-- EXERCISE PROMPT --
Transcribe all of the records word for word, but omit the pictures.

-- DATA FOR THIS EXERCISE --
>>>
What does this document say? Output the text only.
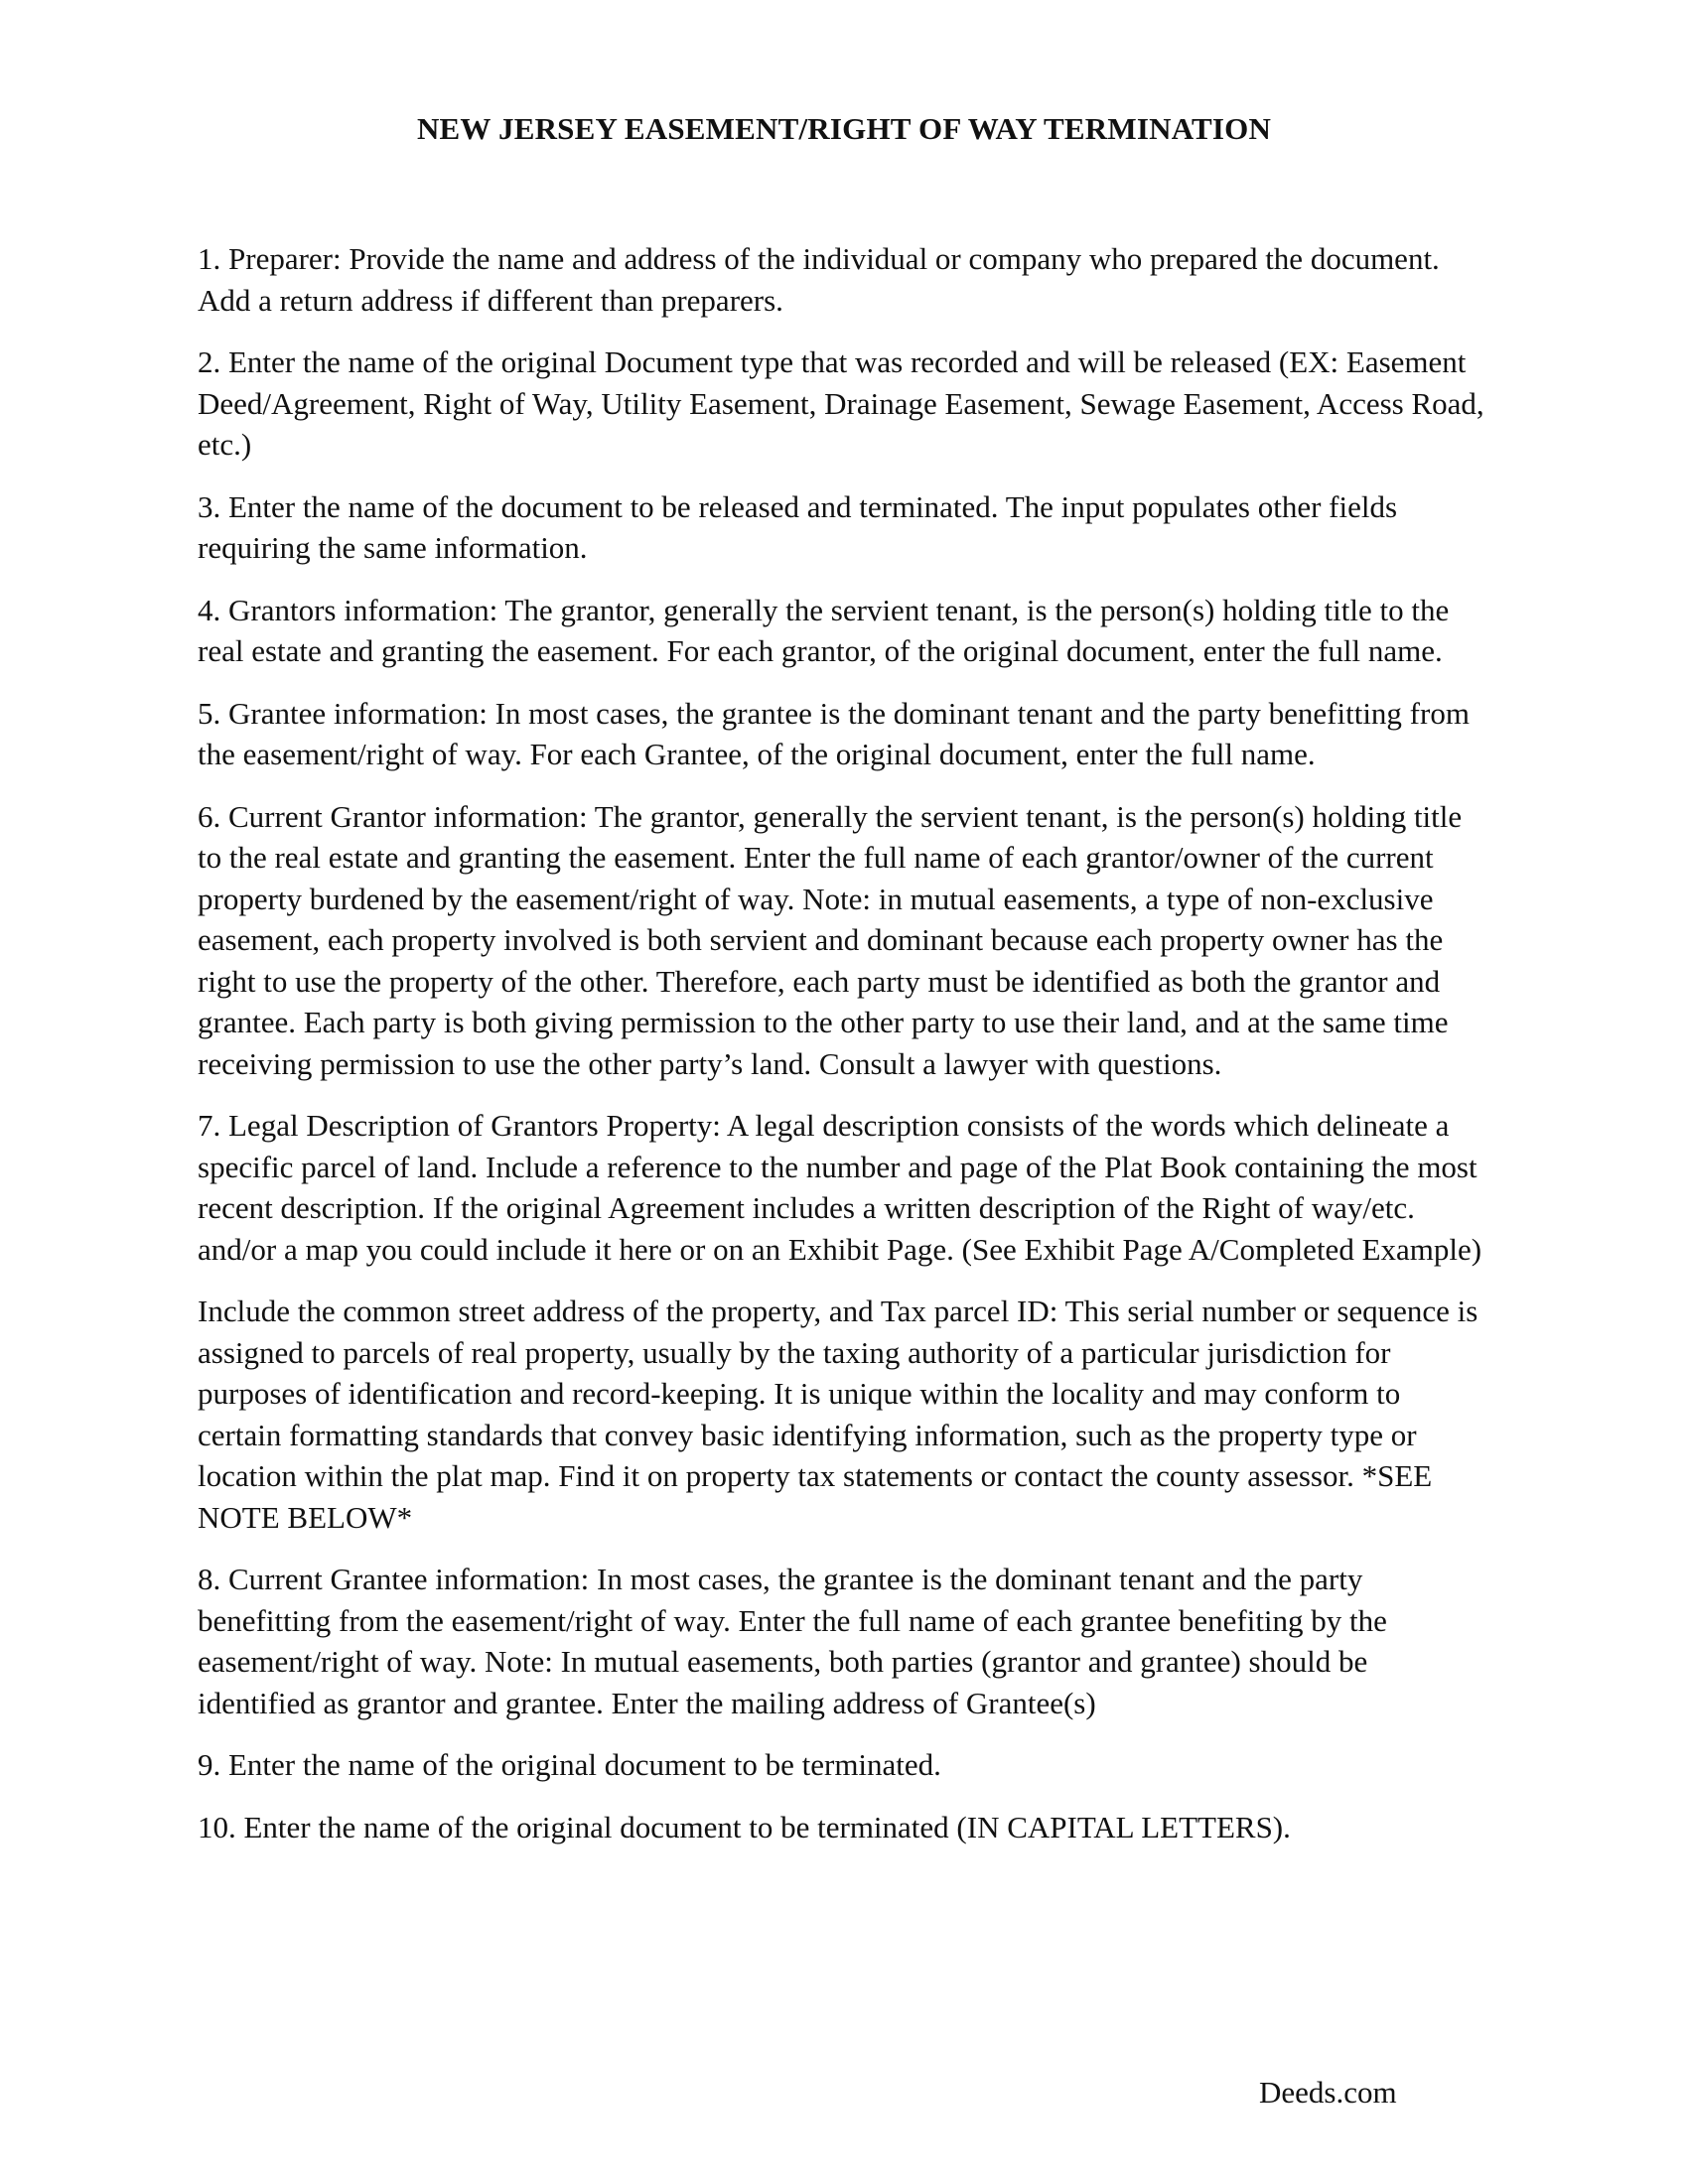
NEW JERSEY EASEMENT/RIGHT OF WAY TERMINATION

1. Preparer: Provide the name and address of the individual or company who prepared the document. Add a return address if different than preparers.

2. Enter the name of the original Document type that was recorded and will be released (EX: Easement Deed/Agreement, Right of Way, Utility Easement, Drainage Easement, Sewage Easement, Access Road, etc.)

3. Enter the name of the document to be released and terminated. The input populates other fields requiring the same information.

4. Grantors information: The grantor, generally the servient tenant, is the person(s) holding title to the real estate and granting the easement. For each grantor, of the original document, enter the full name.

5. Grantee information: In most cases, the grantee is the dominant tenant and the party benefitting from the easement/right of way. For each Grantee, of the original document, enter the full name.

6. Current Grantor information: The grantor, generally the servient tenant, is the person(s) holding title to the real estate and granting the easement. Enter the full name of each grantor/owner of the current property burdened by the easement/right of way. Note: in mutual easements, a type of non-exclusive easement, each property involved is both servient and dominant because each property owner has the right to use the property of the other. Therefore, each party must be identified as both the grantor and grantee. Each party is both giving permission to the other party to use their land, and at the same time receiving permission to use the other party’s land. Consult a lawyer with questions.

7. Legal Description of Grantors Property: A legal description consists of the words which delineate a specific parcel of land. Include a reference to the number and page of the Plat Book containing the most recent description. If the original Agreement includes a written description of the Right of way/etc. and/or a map you could include it here or on an Exhibit Page. (See Exhibit Page A/Completed Example)

Include the common street address of the property, and Tax parcel ID: This serial number or sequence is assigned to parcels of real property, usually by the taxing authority of a particular jurisdiction for purposes of identification and record-keeping. It is unique within the locality and may conform to certain formatting standards that convey basic identifying information, such as the property type or location within the plat map. Find it on property tax statements or contact the county assessor. *SEE NOTE BELOW*

8. Current Grantee information: In most cases, the grantee is the dominant tenant and the party benefitting from the easement/right of way. Enter the full name of each grantee benefiting by the easement/right of way. Note: In mutual easements, both parties (grantor and grantee) should be identified as grantor and grantee. Enter the mailing address of Grantee(s)

9. Enter the name of the original document to be terminated.

10. Enter the name of the original document to be terminated (IN CAPITAL LETTERS).

Deeds.com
<<<
-- SOLUTION --
What does this document say? Output the text only.
NEW JERSEY EASEMENT/RIGHT OF WAY TERMINATION

1. Preparer: Provide the name and address of the individual or company who prepared the document. Add a return address if different than preparers.

2. Enter the name of the original Document type that was recorded and will be released (EX: Easement Deed/Agreement, Right of Way, Utility Easement, Drainage Easement, Sewage Easement, Access Road, etc.)

3. Enter the name of the document to be released and terminated. The input populates other fields requiring the same information.

4. Grantors information: The grantor, generally the servient tenant, is the person(s) holding title to the real estate and granting the easement. For each grantor, of the original document, enter the full name.

5. Grantee information: In most cases, the grantee is the dominant tenant and the party benefitting from the easement/right of way. For each Grantee, of the original document, enter the full name.

6. Current Grantor information: The grantor, generally the servient tenant, is the person(s) holding title to the real estate and granting the easement. Enter the full name of each grantor/owner of the current property burdened by the easement/right of way. Note: in mutual easements, a type of non-exclusive easement, each property involved is both servient and dominant because each property owner has the right to use the property of the other. Therefore, each party must be identified as both the grantor and grantee. Each party is both giving permission to the other party to use their land, and at the same time receiving permission to use the other party’s land. Consult a lawyer with questions.

7. Legal Description of Grantors Property: A legal description consists of the words which delineate a specific parcel of land. Include a reference to the number and page of the Plat Book containing the most recent description. If the original Agreement includes a written description of the Right of way/etc. and/or a map you could include it here or on an Exhibit Page. (See Exhibit Page A/Completed Example)

Include the common street address of the property, and Tax parcel ID: This serial number or sequence is assigned to parcels of real property, usually by the taxing authority of a particular jurisdiction for purposes of identification and record-keeping. It is unique within the locality and may conform to certain formatting standards that convey basic identifying information, such as the property type or location within the plat map. Find it on property tax statements or contact the county assessor. *SEE NOTE BELOW*

8. Current Grantee information: In most cases, the grantee is the dominant tenant and the party benefitting from the easement/right of way. Enter the full name of each grantee benefiting by the easement/right of way. Note: In mutual easements, both parties (grantor and grantee) should be identified as grantor and grantee. Enter the mailing address of Grantee(s)

9. Enter the name of the original document to be terminated.

10. Enter the name of the original document to be terminated (IN CAPITAL LETTERS).

Deeds.com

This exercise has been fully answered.